What to do :: Return only the lines starting at the line that contains "Transcribe this image's" and ending with the final line of the listing; include both endpoints.

Data provided ::
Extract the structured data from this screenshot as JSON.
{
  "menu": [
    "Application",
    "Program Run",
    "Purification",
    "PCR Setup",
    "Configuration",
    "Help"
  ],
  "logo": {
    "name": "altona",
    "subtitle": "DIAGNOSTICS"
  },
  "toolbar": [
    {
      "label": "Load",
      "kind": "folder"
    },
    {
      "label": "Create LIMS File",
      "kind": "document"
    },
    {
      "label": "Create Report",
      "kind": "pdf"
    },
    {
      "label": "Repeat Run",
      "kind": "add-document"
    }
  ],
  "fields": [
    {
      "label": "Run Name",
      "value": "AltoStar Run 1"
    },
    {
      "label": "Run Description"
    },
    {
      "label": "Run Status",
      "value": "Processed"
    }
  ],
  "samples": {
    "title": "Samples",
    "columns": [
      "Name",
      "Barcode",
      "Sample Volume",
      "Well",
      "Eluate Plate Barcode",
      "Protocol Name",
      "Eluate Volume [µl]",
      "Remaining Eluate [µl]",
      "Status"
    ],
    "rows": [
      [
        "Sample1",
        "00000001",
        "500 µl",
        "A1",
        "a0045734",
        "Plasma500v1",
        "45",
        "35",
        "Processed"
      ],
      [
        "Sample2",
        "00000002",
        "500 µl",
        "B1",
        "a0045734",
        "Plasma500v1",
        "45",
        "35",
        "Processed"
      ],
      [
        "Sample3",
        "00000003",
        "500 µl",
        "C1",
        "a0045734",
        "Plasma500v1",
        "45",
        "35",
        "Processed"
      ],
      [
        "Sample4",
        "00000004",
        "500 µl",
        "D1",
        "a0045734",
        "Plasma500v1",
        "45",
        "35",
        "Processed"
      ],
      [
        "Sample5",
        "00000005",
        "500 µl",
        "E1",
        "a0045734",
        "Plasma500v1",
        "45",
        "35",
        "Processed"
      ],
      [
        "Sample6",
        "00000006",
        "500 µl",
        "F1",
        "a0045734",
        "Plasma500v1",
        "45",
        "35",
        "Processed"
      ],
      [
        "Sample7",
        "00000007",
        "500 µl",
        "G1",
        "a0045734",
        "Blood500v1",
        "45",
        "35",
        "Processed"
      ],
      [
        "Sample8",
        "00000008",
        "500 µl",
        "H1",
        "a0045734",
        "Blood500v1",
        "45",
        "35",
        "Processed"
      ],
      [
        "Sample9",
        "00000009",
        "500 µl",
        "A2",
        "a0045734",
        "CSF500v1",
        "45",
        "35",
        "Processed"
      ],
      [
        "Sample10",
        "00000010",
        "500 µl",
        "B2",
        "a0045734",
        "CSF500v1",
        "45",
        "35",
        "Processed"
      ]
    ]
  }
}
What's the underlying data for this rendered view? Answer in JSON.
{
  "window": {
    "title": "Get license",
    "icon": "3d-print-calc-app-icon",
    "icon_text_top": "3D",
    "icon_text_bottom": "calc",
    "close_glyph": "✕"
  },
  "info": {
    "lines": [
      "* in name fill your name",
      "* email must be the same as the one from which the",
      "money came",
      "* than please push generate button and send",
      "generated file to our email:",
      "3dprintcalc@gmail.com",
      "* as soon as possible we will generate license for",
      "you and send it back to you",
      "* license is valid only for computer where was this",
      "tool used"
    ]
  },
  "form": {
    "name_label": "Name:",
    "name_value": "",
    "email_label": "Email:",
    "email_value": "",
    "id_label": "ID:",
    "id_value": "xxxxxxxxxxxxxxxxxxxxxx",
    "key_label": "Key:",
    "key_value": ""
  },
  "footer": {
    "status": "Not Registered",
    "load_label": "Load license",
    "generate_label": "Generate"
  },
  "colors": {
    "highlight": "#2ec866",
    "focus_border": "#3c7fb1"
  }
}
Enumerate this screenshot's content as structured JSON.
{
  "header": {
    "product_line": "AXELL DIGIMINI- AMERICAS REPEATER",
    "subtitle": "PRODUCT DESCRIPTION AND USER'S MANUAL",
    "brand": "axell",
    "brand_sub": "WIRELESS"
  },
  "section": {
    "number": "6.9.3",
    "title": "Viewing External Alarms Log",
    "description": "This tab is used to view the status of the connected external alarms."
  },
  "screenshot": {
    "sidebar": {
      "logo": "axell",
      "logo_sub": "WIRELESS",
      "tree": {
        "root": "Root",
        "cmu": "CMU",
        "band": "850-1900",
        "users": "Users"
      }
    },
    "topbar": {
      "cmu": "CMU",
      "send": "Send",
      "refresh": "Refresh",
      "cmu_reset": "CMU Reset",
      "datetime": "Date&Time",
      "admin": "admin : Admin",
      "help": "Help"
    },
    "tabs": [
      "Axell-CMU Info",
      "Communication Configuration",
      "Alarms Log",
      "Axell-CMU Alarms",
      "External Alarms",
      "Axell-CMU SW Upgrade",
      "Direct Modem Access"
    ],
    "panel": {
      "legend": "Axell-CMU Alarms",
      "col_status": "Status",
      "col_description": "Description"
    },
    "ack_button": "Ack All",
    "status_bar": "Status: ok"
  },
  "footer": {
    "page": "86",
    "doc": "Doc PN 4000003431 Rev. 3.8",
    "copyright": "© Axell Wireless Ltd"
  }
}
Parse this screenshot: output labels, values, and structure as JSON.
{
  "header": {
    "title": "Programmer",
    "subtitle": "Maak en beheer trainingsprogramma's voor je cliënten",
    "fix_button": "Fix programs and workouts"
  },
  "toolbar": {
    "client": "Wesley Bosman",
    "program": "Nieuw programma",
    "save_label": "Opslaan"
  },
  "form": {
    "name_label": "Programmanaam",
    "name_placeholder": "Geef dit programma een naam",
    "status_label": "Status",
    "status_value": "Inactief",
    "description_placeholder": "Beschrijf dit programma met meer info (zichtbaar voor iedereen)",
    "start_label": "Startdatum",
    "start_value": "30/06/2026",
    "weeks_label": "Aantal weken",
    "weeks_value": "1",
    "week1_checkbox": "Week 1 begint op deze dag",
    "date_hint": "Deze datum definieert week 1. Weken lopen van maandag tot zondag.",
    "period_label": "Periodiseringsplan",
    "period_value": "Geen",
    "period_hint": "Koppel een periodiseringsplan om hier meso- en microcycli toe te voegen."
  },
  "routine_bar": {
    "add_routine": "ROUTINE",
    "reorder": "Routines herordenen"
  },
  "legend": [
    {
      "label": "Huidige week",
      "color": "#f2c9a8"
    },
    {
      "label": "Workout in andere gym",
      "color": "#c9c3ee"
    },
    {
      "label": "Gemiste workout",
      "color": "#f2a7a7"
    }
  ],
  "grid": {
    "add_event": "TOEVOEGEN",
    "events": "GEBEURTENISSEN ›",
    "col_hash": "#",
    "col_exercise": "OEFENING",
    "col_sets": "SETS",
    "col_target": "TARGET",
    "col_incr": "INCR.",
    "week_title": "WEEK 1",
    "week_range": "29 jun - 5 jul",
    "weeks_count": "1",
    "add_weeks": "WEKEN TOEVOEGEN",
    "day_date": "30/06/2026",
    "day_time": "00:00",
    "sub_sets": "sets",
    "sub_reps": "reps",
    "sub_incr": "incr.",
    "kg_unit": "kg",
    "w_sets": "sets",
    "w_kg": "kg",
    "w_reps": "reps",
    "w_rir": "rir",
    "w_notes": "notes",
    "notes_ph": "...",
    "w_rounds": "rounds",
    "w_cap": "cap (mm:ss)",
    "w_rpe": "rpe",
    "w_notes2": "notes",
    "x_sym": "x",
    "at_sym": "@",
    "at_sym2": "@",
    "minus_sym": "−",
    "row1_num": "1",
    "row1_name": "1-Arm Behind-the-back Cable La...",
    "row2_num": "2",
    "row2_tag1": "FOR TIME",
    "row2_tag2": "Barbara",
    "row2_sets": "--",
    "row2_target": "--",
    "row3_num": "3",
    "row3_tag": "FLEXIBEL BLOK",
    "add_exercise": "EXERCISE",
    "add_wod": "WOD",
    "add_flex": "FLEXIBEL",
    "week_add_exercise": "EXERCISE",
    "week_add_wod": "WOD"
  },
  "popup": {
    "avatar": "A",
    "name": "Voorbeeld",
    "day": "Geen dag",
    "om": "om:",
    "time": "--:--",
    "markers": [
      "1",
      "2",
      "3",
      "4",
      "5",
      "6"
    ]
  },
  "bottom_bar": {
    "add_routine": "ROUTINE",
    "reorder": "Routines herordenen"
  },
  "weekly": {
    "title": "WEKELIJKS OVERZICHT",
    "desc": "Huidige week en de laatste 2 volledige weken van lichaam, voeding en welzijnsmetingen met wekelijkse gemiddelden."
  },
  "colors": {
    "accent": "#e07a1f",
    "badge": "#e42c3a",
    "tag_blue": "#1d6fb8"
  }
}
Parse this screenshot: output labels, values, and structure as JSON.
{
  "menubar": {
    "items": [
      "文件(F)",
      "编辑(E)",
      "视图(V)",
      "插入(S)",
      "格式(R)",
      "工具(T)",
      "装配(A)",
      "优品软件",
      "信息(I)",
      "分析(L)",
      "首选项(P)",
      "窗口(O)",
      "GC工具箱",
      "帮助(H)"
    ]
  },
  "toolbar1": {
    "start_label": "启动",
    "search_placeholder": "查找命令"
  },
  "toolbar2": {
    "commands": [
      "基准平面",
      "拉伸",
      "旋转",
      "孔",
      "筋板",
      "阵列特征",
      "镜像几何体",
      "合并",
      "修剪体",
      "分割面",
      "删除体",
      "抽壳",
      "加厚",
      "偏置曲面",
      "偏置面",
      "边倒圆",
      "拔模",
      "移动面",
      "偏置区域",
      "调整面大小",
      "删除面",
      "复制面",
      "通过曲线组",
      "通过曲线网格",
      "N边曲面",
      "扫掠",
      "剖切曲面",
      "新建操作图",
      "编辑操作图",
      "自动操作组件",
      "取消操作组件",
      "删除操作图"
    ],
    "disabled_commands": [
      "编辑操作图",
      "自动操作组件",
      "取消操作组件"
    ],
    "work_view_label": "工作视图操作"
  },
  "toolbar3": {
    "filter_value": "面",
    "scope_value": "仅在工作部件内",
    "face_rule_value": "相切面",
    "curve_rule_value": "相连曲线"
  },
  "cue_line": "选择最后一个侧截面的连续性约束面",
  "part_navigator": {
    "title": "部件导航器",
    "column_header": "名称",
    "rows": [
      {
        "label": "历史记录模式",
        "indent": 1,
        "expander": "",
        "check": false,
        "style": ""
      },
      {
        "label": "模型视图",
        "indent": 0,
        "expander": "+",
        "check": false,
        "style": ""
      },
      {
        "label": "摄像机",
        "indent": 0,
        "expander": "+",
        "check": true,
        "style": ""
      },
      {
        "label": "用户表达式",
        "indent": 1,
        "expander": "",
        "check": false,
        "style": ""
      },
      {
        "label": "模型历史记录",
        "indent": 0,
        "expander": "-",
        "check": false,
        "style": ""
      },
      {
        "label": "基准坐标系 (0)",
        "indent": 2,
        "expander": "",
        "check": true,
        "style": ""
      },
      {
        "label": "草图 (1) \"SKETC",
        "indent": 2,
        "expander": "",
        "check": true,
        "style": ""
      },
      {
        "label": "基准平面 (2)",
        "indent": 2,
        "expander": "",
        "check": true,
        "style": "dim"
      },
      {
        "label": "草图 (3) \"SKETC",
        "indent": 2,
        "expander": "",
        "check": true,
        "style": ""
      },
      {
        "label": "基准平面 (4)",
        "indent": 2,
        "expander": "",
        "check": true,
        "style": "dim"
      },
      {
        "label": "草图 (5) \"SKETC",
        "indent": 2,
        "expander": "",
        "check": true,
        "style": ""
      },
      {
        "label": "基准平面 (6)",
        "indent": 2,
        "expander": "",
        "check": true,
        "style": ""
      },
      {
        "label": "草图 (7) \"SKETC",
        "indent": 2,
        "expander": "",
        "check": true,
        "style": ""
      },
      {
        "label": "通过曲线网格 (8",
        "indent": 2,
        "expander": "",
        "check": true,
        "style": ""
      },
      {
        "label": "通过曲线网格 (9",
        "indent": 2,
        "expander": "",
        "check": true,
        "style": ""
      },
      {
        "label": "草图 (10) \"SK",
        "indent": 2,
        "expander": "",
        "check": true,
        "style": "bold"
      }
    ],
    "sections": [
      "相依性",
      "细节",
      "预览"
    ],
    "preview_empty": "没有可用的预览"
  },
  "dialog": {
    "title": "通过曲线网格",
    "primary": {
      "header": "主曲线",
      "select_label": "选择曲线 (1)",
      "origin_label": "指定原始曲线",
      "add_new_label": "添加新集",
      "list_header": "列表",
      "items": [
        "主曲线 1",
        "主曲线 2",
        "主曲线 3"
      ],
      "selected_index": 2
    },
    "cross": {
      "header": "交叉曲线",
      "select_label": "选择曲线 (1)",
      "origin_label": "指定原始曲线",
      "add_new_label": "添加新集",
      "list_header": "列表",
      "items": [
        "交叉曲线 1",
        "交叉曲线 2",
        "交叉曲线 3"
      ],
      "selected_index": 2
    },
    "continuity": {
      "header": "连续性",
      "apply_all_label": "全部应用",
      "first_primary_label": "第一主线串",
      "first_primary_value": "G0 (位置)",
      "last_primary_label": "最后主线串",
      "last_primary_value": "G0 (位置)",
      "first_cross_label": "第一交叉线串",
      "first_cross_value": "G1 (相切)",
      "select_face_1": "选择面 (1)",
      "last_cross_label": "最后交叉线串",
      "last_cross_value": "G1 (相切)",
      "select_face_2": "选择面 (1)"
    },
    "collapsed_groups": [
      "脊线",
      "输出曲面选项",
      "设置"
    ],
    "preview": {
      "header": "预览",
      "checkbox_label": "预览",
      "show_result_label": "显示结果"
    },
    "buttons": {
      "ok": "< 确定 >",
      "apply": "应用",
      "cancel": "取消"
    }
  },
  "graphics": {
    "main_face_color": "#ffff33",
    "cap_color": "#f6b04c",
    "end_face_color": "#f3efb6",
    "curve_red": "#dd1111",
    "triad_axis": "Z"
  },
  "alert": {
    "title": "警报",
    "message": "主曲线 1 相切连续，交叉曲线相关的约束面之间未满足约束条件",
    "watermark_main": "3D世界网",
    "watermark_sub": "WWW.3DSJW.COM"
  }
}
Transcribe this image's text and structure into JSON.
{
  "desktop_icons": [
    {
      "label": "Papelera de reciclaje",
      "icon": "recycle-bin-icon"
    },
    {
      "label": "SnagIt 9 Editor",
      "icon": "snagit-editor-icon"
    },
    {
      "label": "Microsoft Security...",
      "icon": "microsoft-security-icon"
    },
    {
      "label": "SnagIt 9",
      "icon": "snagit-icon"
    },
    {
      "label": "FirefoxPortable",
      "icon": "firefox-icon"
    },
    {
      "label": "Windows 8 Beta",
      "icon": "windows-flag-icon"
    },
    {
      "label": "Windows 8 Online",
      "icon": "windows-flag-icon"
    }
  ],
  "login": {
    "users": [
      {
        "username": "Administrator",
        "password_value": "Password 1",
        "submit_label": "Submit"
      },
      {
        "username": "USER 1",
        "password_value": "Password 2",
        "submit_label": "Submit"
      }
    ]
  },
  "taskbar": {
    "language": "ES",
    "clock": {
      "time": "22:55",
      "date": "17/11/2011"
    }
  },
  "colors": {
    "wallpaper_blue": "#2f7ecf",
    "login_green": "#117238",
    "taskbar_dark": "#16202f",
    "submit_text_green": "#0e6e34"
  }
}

Written answer ::
Transcribe this image's text and structure into JSON.
{
  "desktop_icons": [
    {
      "label": "Papelera de reciclaje",
      "icon": "recycle-bin-icon"
    },
    {
      "label": "SnagIt 9 Editor",
      "icon": "snagit-editor-icon"
    },
    {
      "label": "Microsoft Security...",
      "icon": "microsoft-security-icon"
    },
    {
      "label": "SnagIt 9",
      "icon": "snagit-icon"
    },
    {
      "label": "FirefoxPortable",
      "icon": "firefox-icon"
    },
    {
      "label": "Windows 8 Beta",
      "icon": "windows-flag-icon"
    },
    {
      "label": "Windows 8 Online",
      "icon": "windows-flag-icon"
    }
  ],
  "login": {
    "users": [
      {
        "username": "Administrator",
        "password_value": "Password 1",
        "submit_label": "Submit"
      },
      {
        "username": "USER 1",
        "password_value": "Password 2",
        "submit_label": "Submit"
      }
    ]
  },
  "taskbar": {
    "language": "ES",
    "clock": {
      "time": "22:55",
      "date": "17/11/2011"
    }
  },
  "colors": {
    "wallpaper_blue": "#2f7ecf",
    "login_green": "#117238",
    "taskbar_dark": "#16202f",
    "submit_text_green": "#0e6e34"
  }
}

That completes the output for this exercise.